ENTRIES PROVIDED
# # # # # # #

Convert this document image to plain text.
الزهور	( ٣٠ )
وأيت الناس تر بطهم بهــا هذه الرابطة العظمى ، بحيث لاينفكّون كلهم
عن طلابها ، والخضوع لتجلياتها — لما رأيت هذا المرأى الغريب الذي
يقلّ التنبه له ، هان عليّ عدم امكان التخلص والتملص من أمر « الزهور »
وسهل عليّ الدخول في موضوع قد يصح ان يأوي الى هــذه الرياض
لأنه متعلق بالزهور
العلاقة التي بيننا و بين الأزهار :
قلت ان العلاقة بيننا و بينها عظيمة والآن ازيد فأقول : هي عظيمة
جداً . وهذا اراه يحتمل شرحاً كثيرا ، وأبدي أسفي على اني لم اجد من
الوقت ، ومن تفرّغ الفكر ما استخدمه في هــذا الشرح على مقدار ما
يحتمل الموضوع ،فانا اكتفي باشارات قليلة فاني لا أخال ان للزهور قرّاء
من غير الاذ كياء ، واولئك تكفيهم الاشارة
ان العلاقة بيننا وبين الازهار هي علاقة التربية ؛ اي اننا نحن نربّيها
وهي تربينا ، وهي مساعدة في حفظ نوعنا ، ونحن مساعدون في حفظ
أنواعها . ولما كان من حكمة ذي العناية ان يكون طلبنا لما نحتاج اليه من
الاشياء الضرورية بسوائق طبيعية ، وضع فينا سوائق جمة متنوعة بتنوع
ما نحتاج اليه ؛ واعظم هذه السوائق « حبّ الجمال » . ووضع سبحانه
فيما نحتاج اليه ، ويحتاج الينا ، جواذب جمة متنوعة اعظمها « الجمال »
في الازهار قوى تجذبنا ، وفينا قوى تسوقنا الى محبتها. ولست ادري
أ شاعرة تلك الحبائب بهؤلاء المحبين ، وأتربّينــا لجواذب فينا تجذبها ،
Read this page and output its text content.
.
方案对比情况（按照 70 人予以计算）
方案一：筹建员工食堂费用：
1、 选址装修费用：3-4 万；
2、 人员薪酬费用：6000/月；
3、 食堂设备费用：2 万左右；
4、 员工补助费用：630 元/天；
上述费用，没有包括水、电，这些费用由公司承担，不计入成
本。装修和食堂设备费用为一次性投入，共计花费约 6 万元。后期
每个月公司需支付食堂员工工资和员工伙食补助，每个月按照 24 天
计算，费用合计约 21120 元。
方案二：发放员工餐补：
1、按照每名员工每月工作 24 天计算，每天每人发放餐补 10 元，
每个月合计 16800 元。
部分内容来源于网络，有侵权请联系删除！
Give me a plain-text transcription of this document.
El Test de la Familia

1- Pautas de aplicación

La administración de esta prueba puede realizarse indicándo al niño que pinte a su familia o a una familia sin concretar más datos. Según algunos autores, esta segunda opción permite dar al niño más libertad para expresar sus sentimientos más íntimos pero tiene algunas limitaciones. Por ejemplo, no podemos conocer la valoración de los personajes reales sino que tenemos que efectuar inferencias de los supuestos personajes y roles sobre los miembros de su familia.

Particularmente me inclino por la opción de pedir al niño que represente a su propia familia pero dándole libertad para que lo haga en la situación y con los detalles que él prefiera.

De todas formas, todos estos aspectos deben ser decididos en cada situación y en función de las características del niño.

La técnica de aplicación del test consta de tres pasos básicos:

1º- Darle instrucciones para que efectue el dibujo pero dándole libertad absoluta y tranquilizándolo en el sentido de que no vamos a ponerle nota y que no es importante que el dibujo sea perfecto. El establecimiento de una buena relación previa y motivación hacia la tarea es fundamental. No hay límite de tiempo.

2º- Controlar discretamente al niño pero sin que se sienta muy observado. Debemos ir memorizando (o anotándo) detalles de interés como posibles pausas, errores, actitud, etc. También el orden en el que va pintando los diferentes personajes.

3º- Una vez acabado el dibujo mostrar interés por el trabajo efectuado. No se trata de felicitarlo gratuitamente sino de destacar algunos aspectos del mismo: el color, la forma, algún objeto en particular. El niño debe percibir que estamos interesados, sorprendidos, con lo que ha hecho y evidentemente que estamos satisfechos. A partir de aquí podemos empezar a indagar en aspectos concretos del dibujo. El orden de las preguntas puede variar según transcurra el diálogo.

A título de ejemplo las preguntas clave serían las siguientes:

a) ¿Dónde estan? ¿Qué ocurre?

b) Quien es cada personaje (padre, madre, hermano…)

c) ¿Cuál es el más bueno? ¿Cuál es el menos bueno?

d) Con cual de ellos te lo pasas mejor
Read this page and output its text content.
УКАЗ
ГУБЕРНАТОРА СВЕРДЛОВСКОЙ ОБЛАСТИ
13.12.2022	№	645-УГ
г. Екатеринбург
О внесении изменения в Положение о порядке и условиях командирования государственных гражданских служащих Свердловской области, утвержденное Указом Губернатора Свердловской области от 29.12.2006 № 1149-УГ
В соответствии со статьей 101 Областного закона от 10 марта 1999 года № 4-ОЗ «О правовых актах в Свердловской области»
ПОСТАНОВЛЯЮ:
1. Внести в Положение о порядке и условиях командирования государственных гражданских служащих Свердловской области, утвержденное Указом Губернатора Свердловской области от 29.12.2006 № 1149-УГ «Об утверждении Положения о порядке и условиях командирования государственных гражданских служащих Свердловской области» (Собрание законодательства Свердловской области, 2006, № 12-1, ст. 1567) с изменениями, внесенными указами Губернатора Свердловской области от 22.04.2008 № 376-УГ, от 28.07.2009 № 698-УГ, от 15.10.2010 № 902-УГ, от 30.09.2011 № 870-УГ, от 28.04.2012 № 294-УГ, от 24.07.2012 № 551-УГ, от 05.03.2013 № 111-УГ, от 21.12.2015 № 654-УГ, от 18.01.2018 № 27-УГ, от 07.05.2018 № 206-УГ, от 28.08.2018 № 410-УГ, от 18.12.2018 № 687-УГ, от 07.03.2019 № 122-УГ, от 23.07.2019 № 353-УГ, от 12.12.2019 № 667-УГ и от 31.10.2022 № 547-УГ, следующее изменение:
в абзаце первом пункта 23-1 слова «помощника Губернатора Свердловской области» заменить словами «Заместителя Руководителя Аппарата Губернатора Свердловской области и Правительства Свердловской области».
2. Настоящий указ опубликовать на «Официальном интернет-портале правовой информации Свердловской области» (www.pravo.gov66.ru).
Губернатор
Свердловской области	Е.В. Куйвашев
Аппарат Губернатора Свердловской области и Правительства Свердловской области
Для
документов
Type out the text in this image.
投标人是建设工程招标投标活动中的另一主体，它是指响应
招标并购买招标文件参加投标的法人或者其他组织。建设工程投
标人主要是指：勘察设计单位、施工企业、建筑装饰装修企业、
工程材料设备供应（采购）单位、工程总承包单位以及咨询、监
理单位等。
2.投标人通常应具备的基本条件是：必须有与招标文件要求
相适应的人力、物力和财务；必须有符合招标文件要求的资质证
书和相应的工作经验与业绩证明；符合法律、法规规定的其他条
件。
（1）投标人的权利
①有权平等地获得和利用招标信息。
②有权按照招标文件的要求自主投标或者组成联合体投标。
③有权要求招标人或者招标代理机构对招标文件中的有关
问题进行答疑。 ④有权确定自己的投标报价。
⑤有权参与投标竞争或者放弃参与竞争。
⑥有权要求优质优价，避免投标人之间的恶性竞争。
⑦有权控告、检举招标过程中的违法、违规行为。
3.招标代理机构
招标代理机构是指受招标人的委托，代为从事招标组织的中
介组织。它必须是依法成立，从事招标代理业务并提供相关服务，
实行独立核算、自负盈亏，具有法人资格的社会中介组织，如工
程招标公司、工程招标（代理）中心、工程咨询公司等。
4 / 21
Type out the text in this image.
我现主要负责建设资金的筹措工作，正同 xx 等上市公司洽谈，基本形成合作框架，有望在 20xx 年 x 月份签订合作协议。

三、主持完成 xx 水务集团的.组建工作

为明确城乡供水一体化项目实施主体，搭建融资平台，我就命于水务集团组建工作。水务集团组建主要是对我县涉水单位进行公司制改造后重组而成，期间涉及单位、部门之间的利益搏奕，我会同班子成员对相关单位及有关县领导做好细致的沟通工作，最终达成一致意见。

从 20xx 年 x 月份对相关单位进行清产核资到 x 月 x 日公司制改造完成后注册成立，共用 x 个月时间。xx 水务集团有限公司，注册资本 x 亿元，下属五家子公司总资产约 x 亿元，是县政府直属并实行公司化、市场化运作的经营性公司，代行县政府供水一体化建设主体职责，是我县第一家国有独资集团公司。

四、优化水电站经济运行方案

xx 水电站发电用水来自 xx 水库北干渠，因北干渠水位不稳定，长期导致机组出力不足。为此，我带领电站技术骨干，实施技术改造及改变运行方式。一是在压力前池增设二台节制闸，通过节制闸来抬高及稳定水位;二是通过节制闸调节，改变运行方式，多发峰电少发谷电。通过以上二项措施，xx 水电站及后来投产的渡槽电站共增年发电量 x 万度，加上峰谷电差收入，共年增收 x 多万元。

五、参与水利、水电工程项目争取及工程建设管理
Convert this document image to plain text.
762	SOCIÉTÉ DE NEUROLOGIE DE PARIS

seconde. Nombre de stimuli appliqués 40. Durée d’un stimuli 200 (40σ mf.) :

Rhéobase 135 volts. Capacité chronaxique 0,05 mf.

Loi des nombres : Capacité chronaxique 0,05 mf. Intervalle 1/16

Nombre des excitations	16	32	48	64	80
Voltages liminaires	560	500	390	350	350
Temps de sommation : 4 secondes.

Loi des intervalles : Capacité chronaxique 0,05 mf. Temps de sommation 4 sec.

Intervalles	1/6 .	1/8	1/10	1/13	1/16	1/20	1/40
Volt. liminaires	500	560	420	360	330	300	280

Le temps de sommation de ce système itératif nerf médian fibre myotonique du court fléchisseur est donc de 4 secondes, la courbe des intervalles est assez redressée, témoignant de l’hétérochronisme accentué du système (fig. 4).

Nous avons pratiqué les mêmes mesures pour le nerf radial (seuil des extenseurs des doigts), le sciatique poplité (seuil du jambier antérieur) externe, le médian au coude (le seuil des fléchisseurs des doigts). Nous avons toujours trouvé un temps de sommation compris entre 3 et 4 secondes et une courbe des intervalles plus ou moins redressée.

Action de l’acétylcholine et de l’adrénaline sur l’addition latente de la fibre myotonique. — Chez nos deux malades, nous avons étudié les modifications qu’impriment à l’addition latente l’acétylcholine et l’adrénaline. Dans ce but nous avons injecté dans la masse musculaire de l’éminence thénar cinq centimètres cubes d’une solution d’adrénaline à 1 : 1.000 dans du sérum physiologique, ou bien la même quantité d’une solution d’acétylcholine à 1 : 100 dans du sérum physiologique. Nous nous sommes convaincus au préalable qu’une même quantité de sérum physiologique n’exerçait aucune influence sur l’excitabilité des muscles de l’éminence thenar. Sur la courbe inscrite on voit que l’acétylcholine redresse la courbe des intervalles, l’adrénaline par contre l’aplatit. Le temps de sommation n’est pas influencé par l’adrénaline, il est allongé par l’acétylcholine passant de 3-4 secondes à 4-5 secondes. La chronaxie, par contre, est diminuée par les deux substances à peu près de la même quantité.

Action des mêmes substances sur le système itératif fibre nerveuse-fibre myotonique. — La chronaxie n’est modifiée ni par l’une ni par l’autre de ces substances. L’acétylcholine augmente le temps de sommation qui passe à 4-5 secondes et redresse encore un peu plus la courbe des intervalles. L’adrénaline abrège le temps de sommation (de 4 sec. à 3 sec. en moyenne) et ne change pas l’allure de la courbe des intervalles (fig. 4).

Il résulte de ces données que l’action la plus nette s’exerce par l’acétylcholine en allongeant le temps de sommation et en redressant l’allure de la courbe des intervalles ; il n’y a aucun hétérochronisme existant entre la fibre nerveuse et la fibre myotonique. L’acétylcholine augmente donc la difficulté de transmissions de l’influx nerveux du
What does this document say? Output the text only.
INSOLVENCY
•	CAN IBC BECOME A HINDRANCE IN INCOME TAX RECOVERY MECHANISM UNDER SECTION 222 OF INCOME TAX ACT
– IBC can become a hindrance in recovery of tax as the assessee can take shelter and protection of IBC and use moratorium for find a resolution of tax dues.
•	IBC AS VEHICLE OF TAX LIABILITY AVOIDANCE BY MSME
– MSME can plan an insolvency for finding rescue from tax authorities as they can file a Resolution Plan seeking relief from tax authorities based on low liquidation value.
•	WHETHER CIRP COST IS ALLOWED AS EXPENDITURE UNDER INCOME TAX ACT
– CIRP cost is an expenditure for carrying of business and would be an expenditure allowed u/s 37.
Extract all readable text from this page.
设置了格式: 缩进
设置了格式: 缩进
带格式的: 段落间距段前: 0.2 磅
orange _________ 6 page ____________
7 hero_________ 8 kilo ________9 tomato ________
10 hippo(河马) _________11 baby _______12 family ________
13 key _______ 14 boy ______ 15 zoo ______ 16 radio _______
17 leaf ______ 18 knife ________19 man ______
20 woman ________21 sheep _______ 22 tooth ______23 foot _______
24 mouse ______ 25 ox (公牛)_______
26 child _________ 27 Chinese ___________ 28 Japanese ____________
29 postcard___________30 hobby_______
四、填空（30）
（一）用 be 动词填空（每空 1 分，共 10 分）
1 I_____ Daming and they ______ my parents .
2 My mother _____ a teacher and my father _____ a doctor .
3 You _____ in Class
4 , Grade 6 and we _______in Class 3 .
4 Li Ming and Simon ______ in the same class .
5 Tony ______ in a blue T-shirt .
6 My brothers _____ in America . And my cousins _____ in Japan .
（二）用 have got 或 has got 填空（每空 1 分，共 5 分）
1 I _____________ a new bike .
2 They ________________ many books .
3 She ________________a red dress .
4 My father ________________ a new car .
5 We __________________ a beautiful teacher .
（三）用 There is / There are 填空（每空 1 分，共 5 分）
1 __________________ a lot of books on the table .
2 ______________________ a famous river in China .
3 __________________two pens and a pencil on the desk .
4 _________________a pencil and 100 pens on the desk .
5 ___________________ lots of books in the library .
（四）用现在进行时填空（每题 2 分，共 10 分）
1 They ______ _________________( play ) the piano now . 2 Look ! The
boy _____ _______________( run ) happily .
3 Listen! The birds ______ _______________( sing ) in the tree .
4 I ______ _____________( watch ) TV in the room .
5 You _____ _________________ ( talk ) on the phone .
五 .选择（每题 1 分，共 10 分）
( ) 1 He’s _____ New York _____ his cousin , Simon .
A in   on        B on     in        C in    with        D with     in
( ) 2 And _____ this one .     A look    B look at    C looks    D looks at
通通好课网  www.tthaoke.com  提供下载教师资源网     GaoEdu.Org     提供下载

# # # # # # #

EXERCISE GOAL
Scan the material above and determine how many lines include the word "الجمال"; report only the number.

OUTPUT FOR THIS EXERCISE
2